* BEGIN Material to process *

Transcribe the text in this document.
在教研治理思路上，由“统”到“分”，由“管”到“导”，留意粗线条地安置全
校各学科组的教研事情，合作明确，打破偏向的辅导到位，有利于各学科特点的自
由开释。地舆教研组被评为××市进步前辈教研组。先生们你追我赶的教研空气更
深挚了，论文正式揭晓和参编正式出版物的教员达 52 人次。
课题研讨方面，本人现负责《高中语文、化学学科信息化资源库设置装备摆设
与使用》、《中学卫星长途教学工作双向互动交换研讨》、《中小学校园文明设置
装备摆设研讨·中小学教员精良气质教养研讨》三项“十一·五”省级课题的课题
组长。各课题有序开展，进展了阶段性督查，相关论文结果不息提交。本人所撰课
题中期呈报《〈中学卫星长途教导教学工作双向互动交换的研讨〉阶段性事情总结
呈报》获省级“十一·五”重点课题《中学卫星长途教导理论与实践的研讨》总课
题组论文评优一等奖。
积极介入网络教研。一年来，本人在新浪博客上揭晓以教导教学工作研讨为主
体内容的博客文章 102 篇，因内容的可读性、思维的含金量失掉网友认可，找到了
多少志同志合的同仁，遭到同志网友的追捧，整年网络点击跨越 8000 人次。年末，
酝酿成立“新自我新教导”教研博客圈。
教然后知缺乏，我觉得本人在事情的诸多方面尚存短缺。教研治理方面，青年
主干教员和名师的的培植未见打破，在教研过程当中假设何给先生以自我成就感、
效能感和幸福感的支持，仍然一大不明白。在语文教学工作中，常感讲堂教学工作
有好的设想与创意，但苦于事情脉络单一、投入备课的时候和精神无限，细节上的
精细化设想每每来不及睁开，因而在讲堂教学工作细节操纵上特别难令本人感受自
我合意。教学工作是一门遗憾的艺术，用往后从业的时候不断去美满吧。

* END Material to process *

Requirement
Please reproduce each line exactly as written.

Response to this exercise
Transcribe the text in this document.
在教研治理思路上，由“统”到“分”，由“管”到“导”，留意粗线条地安置全
校各学科组的教研事情，合作明确，打破偏向的辅导到位，有利于各学科特点的自
由开释。地舆教研组被评为××市进步前辈教研组。先生们你追我赶的教研空气更
深挚了，论文正式揭晓和参编正式出版物的教员达 52 人次。
课题研讨方面，本人现负责《高中语文、化学学科信息化资源库设置装备摆设
与使用》、《中学卫星长途教学工作双向互动交换研讨》、《中小学校园文明设置
装备摆设研讨·中小学教员精良气质教养研讨》三项“十一·五”省级课题的课题
组长。各课题有序开展，进展了阶段性督查，相关论文结果不息提交。本人所撰课
题中期呈报《〈中学卫星长途教导教学工作双向互动交换的研讨〉阶段性事情总结
呈报》获省级“十一·五”重点课题《中学卫星长途教导理论与实践的研讨》总课
题组论文评优一等奖。
积极介入网络教研。一年来，本人在新浪博客上揭晓以教导教学工作研讨为主
体内容的博客文章 102 篇，因内容的可读性、思维的含金量失掉网友认可，找到了
多少志同志合的同仁，遭到同志网友的追捧，整年网络点击跨越 8000 人次。年末，
酝酿成立“新自我新教导”教研博客圈。
教然后知缺乏，我觉得本人在事情的诸多方面尚存短缺。教研治理方面，青年
主干教员和名师的的培植未见打破，在教研过程当中假设何给先生以自我成就感、
效能感和幸福感的支持，仍然一大不明白。在语文教学工作中，常感讲堂教学工作
有好的设想与创意，但苦于事情脉络单一、投入备课的时候和精神无限，细节上的
精细化设想每每来不及睁开，因而在讲堂教学工作细节操纵上特别难令本人感受自
我合意。教学工作是一门遗憾的艺术，用往后从业的时候不断去美满吧。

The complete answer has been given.